(Figure record listings)
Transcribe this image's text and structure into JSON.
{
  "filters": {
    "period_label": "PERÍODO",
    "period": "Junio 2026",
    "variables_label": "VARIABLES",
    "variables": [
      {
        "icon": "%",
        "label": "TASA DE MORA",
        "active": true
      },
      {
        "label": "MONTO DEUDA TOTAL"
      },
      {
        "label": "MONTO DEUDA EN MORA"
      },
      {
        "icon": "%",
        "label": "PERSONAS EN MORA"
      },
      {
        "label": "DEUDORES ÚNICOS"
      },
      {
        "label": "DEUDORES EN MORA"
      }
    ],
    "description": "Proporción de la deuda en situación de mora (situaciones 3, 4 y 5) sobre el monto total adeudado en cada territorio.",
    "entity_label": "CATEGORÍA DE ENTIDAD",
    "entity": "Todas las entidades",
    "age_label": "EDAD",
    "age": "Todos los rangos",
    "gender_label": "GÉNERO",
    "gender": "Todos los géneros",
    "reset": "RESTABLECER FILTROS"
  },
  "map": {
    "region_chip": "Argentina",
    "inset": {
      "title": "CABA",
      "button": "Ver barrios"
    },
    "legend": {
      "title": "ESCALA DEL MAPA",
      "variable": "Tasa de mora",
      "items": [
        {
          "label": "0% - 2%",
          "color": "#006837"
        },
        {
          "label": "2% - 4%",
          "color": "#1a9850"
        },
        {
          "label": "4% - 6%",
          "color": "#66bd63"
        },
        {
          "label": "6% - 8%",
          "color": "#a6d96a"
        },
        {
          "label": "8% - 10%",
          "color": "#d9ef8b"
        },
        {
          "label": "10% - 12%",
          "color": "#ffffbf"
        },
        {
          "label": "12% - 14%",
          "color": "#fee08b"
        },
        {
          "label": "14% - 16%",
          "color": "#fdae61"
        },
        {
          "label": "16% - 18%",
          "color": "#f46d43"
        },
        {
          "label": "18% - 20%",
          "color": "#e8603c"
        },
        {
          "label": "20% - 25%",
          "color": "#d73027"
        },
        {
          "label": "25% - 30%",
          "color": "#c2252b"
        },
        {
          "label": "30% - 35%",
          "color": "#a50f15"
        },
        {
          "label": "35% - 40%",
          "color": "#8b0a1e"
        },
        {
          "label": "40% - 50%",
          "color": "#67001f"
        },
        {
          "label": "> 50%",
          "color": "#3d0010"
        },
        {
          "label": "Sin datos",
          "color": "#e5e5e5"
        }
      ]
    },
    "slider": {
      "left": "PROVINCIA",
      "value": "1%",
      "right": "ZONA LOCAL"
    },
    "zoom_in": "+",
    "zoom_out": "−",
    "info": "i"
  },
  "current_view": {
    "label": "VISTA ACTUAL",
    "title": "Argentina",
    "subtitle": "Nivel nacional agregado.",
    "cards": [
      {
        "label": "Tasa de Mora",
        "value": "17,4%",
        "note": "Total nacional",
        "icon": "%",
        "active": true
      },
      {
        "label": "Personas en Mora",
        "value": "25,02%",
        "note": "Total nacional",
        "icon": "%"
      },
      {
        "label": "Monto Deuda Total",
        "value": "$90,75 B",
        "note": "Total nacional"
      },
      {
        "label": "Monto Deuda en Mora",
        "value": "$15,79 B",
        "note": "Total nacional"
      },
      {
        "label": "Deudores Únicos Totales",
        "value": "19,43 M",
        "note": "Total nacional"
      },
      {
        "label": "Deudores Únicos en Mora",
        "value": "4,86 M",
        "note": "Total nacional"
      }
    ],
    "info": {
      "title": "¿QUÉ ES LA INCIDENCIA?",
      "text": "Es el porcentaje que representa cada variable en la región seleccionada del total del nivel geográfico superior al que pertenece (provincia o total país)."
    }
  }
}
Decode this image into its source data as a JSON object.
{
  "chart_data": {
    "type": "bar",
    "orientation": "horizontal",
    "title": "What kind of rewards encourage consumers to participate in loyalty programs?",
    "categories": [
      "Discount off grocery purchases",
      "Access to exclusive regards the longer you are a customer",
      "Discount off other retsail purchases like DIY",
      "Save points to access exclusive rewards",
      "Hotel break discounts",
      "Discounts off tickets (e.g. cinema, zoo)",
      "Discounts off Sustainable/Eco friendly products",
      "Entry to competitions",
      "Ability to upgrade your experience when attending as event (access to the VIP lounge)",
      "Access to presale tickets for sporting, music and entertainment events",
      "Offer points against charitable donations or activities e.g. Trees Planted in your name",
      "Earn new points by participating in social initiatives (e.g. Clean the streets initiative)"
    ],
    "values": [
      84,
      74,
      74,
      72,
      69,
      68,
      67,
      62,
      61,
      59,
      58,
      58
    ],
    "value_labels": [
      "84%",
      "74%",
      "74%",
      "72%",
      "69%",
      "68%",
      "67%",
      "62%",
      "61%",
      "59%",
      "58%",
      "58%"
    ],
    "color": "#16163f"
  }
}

[REQUIREMENTS]
Give all the records again. Match them exactly.

[THE ANSWER]
Transcribe this image's text and structure into JSON.
{
  "filters": {
    "period_label": "PERÍODO",
    "period": "Junio 2026",
    "variables_label": "VARIABLES",
    "variables": [
      {
        "icon": "%",
        "label": "TASA DE MORA",
        "active": true
      },
      {
        "label": "MONTO DEUDA TOTAL"
      },
      {
        "label": "MONTO DEUDA EN MORA"
      },
      {
        "icon": "%",
        "label": "PERSONAS EN MORA"
      },
      {
        "label": "DEUDORES ÚNICOS"
      },
      {
        "label": "DEUDORES EN MORA"
      }
    ],
    "description": "Proporción de la deuda en situación de mora (situaciones 3, 4 y 5) sobre el monto total adeudado en cada territorio.",
    "entity_label": "CATEGORÍA DE ENTIDAD",
    "entity": "Todas las entidades",
    "age_label": "EDAD",
    "age": "Todos los rangos",
    "gender_label": "GÉNERO",
    "gender": "Todos los géneros",
    "reset": "RESTABLECER FILTROS"
  },
  "map": {
    "region_chip": "Argentina",
    "inset": {
      "title": "CABA",
      "button": "Ver barrios"
    },
    "legend": {
      "title": "ESCALA DEL MAPA",
      "variable": "Tasa de mora",
      "items": [
        {
          "label": "0% - 2%",
          "color": "#006837"
        },
        {
          "label": "2% - 4%",
          "color": "#1a9850"
        },
        {
          "label": "4% - 6%",
          "color": "#66bd63"
        },
        {
          "label": "6% - 8%",
          "color": "#a6d96a"
        },
        {
          "label": "8% - 10%",
          "color": "#d9ef8b"
        },
        {
          "label": "10% - 12%",
          "color": "#ffffbf"
        },
        {
          "label": "12% - 14%",
          "color": "#fee08b"
        },
        {
          "label": "14% - 16%",
          "color": "#fdae61"
        },
        {
          "label": "16% - 18%",
          "color": "#f46d43"
        },
        {
          "label": "18% - 20%",
          "color": "#e8603c"
        },
        {
          "label": "20% - 25%",
          "color": "#d73027"
        },
        {
          "label": "25% - 30%",
          "color": "#c2252b"
        },
        {
          "label": "30% - 35%",
          "color": "#a50f15"
        },
        {
          "label": "35% - 40%",
          "color": "#8b0a1e"
        },
        {
          "label": "40% - 50%",
          "color": "#67001f"
        },
        {
          "label": "> 50%",
          "color": "#3d0010"
        },
        {
          "label": "Sin datos",
          "color": "#e5e5e5"
        }
      ]
    },
    "slider": {
      "left": "PROVINCIA",
      "value": "1%",
      "right": "ZONA LOCAL"
    },
    "zoom_in": "+",
    "zoom_out": "−",
    "info": "i"
  },
  "current_view": {
    "label": "VISTA ACTUAL",
    "title": "Argentina",
    "subtitle": "Nivel nacional agregado.",
    "cards": [
      {
        "label": "Tasa de Mora",
        "value": "17,4%",
        "note": "Total nacional",
        "icon": "%",
        "active": true
      },
      {
        "label": "Personas en Mora",
        "value": "25,02%",
        "note": "Total nacional",
        "icon": "%"
      },
      {
        "label": "Monto Deuda Total",
        "value": "$90,75 B",
        "note": "Total nacional"
      },
      {
        "label": "Monto Deuda en Mora",
        "value": "$15,79 B",
        "note": "Total nacional"
      },
      {
        "label": "Deudores Únicos Totales",
        "value": "19,43 M",
        "note": "Total nacional"
      },
      {
        "label": "Deudores Únicos en Mora",
        "value": "4,86 M",
        "note": "Total nacional"
      }
    ],
    "info": {
      "title": "¿QUÉ ES LA INCIDENCIA?",
      "text": "Es el porcentaje que representa cada variable en la región seleccionada del total del nivel geográfico superior al que pertenece (provincia o total país)."
    }
  }
}
Decode this image into its source data as a JSON object.
{
  "chart_data": {
    "type": "bar",
    "orientation": "horizontal",
    "title": "What kind of rewards encourage consumers to participate in loyalty programs?",
    "categories": [
      "Discount off grocery purchases",
      "Access to exclusive regards the longer you are a customer",
      "Discount off other retsail purchases like DIY",
      "Save points to access exclusive rewards",
      "Hotel break discounts",
      "Discounts off tickets (e.g. cinema, zoo)",
      "Discounts off Sustainable/Eco friendly products",
      "Entry to competitions",
      "Ability to upgrade your experience when attending as event (access to the VIP lounge)",
      "Access to presale tickets for sporting, music and entertainment events",
      "Offer points against charitable donations or activities e.g. Trees Planted in your name",
      "Earn new points by participating in social initiatives (e.g. Clean the streets initiative)"
    ],
    "values": [
      84,
      74,
      74,
      72,
      69,
      68,
      67,
      62,
      61,
      59,
      58,
      58
    ],
    "value_labels": [
      "84%",
      "74%",
      "74%",
      "72%",
      "69%",
      "68%",
      "67%",
      "62%",
      "61%",
      "59%",
      "58%",
      "58%"
    ],
    "color": "#16163f"
  }
}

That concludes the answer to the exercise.